§ Task to carry out
Transcribe the part of the Supreme Court opinion below that begins at the words "NATIONAL PAPER PRODUCTS CO. v." and stops after "Oct. 17, 1934.".

§ Text passage
****************************************

NATIONAL PAPER PRODUCTS CO. v. HELVERING, Commissioner of Internal Revenue. ZELLERBACH PAPER CO. v. SAME.
293 U.S. 183
55 S.Ct. 132
79 L.Ed. 274
NATIONAL PAPER PRODUCTS CO.
v.
HELVERING, Commissioner of Internal Revenue. ZELLERBACH PAPER CO. v. SAME.
Nos. 35, 36.
Argued Oct. 17, 1934.
Decided Nov. 5, 1934.
Messrs. John Francis Neylan and J. Paul Miller, both of San Francisco, Cal., for petitioners.
The Attorney General and Mr. William Stanley, Asst. to Atty. Gen., for respondent.
Mr. Justice CARDOZO delivered the opinion of the Court.
These cases present in slightly different circumstances a question substantially the same as the one considered in Nos. 37 to 39, Zellerbach Paper Co. v. Helvering, 293 U.S. 172, 55 S.Ct. 127, 79 L.Ed. 264, decided herewith.
Here, on July 15, 1925, the Zellerbach Paper Company filed for itself and its subsidiary, National Paper Products Company, a consolidated return under the Revenue Act of 1924 (43 Stat. 253) for the fiscal year ending April 30, 1925.
On February 26, 1926, the Revenue Act of 1926 (44 Stat. 9) was enacted, effective retroactively in respect of income taxes (with exceptions not now important) as of January 1, 1925. Sections 286, 1200 (26 USCA §§ 931 note, 1a note, 1260a).
The tax payable by the petitioners for the preceding fiscal year was changed by the new act in one respect only. For the four months of that year following January 1, 1925, the 12 1/2 per cent. tax fixed by the Act of 1924 was increased to 13 per cent. (Section 230(a)(1), 26 USCA § 981 note), an amount ascertainable through a simple computation when once the data had been supplied for separating income attributable to 1925 from income attributable to an earlier time. For other taxpayers differently situated, the changes might be different or greater. So far as the new act affected the petitioners, it changed the rate and nothing else.
In accordance with Treasury Decision 38431 which called for an additional return whenever there was an additional tax, the Zellerbach Paper Company for itself and its subsidiary filed a document which amounted to an 'amended return' and was so stamped by a representative of the Commissioner of Internal Revenue. The new return did not repeat what had been stated in the return of July, 1925, then upon the files. All that it did was to refer to the net income as previously reported, and then apply the new rate to that part of the income stated to be attributable to 1925.
On October 10, 1928, the Commissioner of Internal Revenue gave notice of deficiency assessments against the two petitioners. The period of limitation prescribed by the Act of 1926 is three years after the filing of the return. Section 277(a)(1), 26 USCA § 1057(a)(1). If the three years began to run upon the filing of the original return in July, 1925, the assessments were too late. If the term began to run when the additional return was filed (May 14, 1926), the assessments were in time.
The Court of Appeals for the Ninth Circuit affirmed the determination of the Board of Tax Appeals (26 B.T.A. 92), upholding the action of the Commissioner (69 F.(2d) 857), and again, as in Nos. 37 to 39, refused to adhere to a contrary ruling in courts of coordinate jurisdiction (Myles Salt Co., Ltd., v. Commissioner (C.C.A.) 49 F.(2d) 232; Isaac Goldmann Co. v. Burnet, Commissioner, 60 App.D.C. 265, 51 F.(2d) 427; Valentine-Clark Co. v. Commissioner (C.C.A.) 52 F.(2d) 346). Writs of certiorari followed. Zellerbach Paper Co. v. Helvering, 292 U.S. 621, 54 S.Ct. 866, 867, 78 L.Ed. 1477.

****************************************

§ Recorded data
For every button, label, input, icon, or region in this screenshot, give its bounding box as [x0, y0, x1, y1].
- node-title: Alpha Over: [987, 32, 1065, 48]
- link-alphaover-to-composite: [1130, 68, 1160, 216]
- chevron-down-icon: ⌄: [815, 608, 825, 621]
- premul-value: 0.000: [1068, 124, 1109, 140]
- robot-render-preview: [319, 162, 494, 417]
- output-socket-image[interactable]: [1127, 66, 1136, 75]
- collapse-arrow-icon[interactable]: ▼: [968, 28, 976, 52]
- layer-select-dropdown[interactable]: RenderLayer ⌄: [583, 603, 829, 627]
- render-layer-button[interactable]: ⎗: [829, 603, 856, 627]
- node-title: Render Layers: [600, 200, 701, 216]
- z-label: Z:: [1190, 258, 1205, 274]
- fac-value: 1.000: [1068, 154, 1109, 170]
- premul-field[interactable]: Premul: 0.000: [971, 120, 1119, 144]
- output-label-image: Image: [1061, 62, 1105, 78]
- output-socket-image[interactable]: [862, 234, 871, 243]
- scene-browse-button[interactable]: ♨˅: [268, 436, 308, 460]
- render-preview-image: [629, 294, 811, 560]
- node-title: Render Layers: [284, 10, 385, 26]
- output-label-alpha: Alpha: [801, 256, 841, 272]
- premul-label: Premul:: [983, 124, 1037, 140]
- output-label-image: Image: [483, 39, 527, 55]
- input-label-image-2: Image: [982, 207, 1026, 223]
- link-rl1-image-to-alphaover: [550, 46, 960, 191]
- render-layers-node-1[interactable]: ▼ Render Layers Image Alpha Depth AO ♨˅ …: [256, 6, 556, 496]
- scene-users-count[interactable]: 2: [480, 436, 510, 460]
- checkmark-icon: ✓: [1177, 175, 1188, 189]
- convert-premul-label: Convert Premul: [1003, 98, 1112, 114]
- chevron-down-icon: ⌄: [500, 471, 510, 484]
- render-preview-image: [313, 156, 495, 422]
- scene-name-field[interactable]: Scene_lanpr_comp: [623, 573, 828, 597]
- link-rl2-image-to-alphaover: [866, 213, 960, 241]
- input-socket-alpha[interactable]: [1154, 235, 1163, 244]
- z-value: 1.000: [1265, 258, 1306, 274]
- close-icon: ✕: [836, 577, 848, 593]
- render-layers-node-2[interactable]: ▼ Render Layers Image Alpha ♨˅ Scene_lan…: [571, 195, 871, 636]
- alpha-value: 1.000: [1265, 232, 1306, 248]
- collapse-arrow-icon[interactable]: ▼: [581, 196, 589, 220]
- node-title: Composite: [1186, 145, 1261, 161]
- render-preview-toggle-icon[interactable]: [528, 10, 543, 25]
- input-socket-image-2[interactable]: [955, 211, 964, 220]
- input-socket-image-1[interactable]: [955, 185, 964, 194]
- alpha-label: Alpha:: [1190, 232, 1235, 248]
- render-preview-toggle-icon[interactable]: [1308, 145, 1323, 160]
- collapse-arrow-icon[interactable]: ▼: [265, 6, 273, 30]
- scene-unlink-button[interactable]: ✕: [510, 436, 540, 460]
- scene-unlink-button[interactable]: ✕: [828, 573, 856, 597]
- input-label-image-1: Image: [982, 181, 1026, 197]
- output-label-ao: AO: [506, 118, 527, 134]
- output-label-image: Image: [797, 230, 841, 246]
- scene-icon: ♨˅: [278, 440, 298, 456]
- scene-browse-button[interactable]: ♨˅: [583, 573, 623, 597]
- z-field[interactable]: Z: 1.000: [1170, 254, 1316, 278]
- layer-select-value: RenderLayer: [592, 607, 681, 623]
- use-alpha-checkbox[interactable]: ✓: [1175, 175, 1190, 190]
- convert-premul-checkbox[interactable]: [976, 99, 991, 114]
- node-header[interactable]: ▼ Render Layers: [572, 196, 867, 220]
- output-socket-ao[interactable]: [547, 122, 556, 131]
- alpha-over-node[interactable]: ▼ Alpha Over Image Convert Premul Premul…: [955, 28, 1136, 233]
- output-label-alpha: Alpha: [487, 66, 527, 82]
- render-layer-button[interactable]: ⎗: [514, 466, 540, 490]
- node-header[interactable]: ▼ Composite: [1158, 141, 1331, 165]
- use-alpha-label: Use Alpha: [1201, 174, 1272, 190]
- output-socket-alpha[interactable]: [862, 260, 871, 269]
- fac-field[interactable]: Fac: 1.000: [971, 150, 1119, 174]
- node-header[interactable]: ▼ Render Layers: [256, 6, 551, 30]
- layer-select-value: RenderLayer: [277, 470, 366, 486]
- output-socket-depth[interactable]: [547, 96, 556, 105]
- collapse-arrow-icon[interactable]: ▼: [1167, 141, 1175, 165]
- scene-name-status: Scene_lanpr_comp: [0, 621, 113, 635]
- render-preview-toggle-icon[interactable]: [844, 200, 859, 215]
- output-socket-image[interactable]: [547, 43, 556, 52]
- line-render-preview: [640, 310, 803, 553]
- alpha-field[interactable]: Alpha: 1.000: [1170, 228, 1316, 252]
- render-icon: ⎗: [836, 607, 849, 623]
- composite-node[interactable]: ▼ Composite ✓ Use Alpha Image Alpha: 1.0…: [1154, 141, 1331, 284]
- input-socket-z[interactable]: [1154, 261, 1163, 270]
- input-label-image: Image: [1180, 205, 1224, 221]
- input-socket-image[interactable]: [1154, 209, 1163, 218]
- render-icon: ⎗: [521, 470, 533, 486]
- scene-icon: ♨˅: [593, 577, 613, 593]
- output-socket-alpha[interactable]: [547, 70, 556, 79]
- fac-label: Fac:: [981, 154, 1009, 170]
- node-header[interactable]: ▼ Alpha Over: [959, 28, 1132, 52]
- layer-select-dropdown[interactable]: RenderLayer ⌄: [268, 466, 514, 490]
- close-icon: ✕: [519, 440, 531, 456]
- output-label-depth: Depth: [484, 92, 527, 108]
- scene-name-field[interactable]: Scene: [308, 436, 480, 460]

****************************************

§ The solution
NATIONAL PAPER PRODUCTS CO. v. HELVERING, Commissioner of Internal Revenue. ZELLERBACH PAPER CO. v. SAME.
293 U.S. 183
55 S.Ct. 132
79 L.Ed. 274
NATIONAL PAPER PRODUCTS CO.
v.
HELVERING, Commissioner of Internal Revenue. ZELLERBACH PAPER CO. v. SAME.
Nos. 35, 36.
Argued Oct. 17, 1934.